§ **WHAT TO DO**:
Output all of the entries exactly as written.

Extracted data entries
• • • • • • •

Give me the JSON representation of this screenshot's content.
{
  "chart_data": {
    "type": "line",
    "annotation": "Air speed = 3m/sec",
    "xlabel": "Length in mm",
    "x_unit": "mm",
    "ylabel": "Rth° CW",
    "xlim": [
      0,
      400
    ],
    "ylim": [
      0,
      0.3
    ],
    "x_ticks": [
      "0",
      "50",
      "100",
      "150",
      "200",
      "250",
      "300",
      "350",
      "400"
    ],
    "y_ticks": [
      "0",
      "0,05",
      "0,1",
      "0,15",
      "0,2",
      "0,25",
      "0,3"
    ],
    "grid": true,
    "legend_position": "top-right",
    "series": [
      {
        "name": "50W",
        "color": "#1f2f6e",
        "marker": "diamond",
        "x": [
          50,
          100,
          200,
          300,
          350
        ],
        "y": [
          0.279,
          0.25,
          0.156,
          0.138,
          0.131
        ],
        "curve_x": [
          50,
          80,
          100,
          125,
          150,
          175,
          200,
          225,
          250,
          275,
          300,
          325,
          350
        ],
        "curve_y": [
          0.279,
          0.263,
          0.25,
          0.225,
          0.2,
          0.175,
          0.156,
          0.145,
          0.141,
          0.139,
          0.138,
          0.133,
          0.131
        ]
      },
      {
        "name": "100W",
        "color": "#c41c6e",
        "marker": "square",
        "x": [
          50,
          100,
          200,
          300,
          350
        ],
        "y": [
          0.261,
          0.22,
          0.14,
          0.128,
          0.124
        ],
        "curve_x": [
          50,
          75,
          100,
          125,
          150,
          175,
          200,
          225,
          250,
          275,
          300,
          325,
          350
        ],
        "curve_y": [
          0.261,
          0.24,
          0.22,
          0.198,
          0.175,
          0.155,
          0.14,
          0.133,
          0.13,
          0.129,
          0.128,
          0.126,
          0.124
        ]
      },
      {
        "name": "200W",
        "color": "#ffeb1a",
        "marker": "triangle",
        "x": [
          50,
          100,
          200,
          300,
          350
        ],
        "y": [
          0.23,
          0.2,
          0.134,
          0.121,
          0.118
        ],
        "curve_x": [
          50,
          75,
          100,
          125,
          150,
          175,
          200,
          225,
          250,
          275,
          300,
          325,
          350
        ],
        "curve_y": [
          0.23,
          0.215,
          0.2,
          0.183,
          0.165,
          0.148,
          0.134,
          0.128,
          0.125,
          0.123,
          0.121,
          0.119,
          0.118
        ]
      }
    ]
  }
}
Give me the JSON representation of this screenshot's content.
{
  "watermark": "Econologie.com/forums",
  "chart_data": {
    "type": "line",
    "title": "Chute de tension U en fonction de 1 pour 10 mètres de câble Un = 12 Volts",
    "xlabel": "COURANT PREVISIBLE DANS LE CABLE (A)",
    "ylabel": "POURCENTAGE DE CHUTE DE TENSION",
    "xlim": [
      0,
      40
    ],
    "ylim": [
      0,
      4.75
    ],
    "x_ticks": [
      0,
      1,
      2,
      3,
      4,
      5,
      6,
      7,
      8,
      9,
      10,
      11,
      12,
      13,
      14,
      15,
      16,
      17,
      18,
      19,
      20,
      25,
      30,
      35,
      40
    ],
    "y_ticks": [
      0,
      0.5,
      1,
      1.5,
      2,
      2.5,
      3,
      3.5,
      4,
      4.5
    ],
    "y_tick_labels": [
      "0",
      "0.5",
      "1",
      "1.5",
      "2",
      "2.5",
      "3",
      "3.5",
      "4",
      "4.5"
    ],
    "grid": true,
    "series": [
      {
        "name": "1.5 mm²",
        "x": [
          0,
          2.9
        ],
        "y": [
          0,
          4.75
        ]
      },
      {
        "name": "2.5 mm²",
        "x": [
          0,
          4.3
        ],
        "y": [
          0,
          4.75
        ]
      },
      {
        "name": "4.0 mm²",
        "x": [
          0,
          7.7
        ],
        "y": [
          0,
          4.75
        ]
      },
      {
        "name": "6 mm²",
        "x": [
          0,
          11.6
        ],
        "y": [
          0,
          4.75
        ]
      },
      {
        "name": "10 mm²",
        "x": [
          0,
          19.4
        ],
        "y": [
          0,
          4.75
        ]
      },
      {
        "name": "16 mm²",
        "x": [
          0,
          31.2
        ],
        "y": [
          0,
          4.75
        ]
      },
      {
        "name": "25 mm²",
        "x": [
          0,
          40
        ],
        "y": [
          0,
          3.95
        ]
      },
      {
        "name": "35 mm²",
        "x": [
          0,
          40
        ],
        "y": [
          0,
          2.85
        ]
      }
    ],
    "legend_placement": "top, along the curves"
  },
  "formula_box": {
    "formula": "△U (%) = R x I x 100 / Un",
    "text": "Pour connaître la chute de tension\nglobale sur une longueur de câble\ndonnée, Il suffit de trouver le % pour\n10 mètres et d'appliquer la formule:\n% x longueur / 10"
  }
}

• • • • • • •

§ **TASK RESULT**:
Give me the JSON representation of this screenshot's content.
{
  "chart_data": {
    "type": "line",
    "annotation": "Air speed = 3m/sec",
    "xlabel": "Length in mm",
    "x_unit": "mm",
    "ylabel": "Rth° CW",
    "xlim": [
      0,
      400
    ],
    "ylim": [
      0,
      0.3
    ],
    "x_ticks": [
      "0",
      "50",
      "100",
      "150",
      "200",
      "250",
      "300",
      "350",
      "400"
    ],
    "y_ticks": [
      "0",
      "0,05",
      "0,1",
      "0,15",
      "0,2",
      "0,25",
      "0,3"
    ],
    "grid": true,
    "legend_position": "top-right",
    "series": [
      {
        "name": "50W",
        "color": "#1f2f6e",
        "marker": "diamond",
        "x": [
          50,
          100,
          200,
          300,
          350
        ],
        "y": [
          0.279,
          0.25,
          0.156,
          0.138,
          0.131
        ],
        "curve_x": [
          50,
          80,
          100,
          125,
          150,
          175,
          200,
          225,
          250,
          275,
          300,
          325,
          350
        ],
        "curve_y": [
          0.279,
          0.263,
          0.25,
          0.225,
          0.2,
          0.175,
          0.156,
          0.145,
          0.141,
          0.139,
          0.138,
          0.133,
          0.131
        ]
      },
      {
        "name": "100W",
        "color": "#c41c6e",
        "marker": "square",
        "x": [
          50,
          100,
          200,
          300,
          350
        ],
        "y": [
          0.261,
          0.22,
          0.14,
          0.128,
          0.124
        ],
        "curve_x": [
          50,
          75,
          100,
          125,
          150,
          175,
          200,
          225,
          250,
          275,
          300,
          325,
          350
        ],
        "curve_y": [
          0.261,
          0.24,
          0.22,
          0.198,
          0.175,
          0.155,
          0.14,
          0.133,
          0.13,
          0.129,
          0.128,
          0.126,
          0.124
        ]
      },
      {
        "name": "200W",
        "color": "#ffeb1a",
        "marker": "triangle",
        "x": [
          50,
          100,
          200,
          300,
          350
        ],
        "y": [
          0.23,
          0.2,
          0.134,
          0.121,
          0.118
        ],
        "curve_x": [
          50,
          75,
          100,
          125,
          150,
          175,
          200,
          225,
          250,
          275,
          300,
          325,
          350
        ],
        "curve_y": [
          0.23,
          0.215,
          0.2,
          0.183,
          0.165,
          0.148,
          0.134,
          0.128,
          0.125,
          0.123,
          0.121,
          0.119,
          0.118
        ]
      }
    ]
  }
}
Give me the JSON representation of this screenshot's content.
{
  "watermark": "Econologie.com/forums",
  "chart_data": {
    "type": "line",
    "title": "Chute de tension U en fonction de 1 pour 10 mètres de câble Un = 12 Volts",
    "xlabel": "COURANT PREVISIBLE DANS LE CABLE (A)",
    "ylabel": "POURCENTAGE DE CHUTE DE TENSION",
    "xlim": [
      0,
      40
    ],
    "ylim": [
      0,
      4.75
    ],
    "x_ticks": [
      0,
      1,
      2,
      3,
      4,
      5,
      6,
      7,
      8,
      9,
      10,
      11,
      12,
      13,
      14,
      15,
      16,
      17,
      18,
      19,
      20,
      25,
      30,
      35,
      40
    ],
    "y_ticks": [
      0,
      0.5,
      1,
      1.5,
      2,
      2.5,
      3,
      3.5,
      4,
      4.5
    ],
    "y_tick_labels": [
      "0",
      "0.5",
      "1",
      "1.5",
      "2",
      "2.5",
      "3",
      "3.5",
      "4",
      "4.5"
    ],
    "grid": true,
    "series": [
      {
        "name": "1.5 mm²",
        "x": [
          0,
          2.9
        ],
        "y": [
          0,
          4.75
        ]
      },
      {
        "name": "2.5 mm²",
        "x": [
          0,
          4.3
        ],
        "y": [
          0,
          4.75
        ]
      },
      {
        "name": "4.0 mm²",
        "x": [
          0,
          7.7
        ],
        "y": [
          0,
          4.75
        ]
      },
      {
        "name": "6 mm²",
        "x": [
          0,
          11.6
        ],
        "y": [
          0,
          4.75
        ]
      },
      {
        "name": "10 mm²",
        "x": [
          0,
          19.4
        ],
        "y": [
          0,
          4.75
        ]
      },
      {
        "name": "16 mm²",
        "x": [
          0,
          31.2
        ],
        "y": [
          0,
          4.75
        ]
      },
      {
        "name": "25 mm²",
        "x": [
          0,
          40
        ],
        "y": [
          0,
          3.95
        ]
      },
      {
        "name": "35 mm²",
        "x": [
          0,
          40
        ],
        "y": [
          0,
          2.85
        ]
      }
    ],
    "legend_placement": "top, along the curves"
  },
  "formula_box": {
    "formula": "△U (%) = R x I x 100 / Un",
    "text": "Pour connaître la chute de tension\nglobale sur une longueur de câble\ndonnée, Il suffit de trouver le % pour\n10 mètres et d'appliquer la formule:\n% x longueur / 10"
  }
}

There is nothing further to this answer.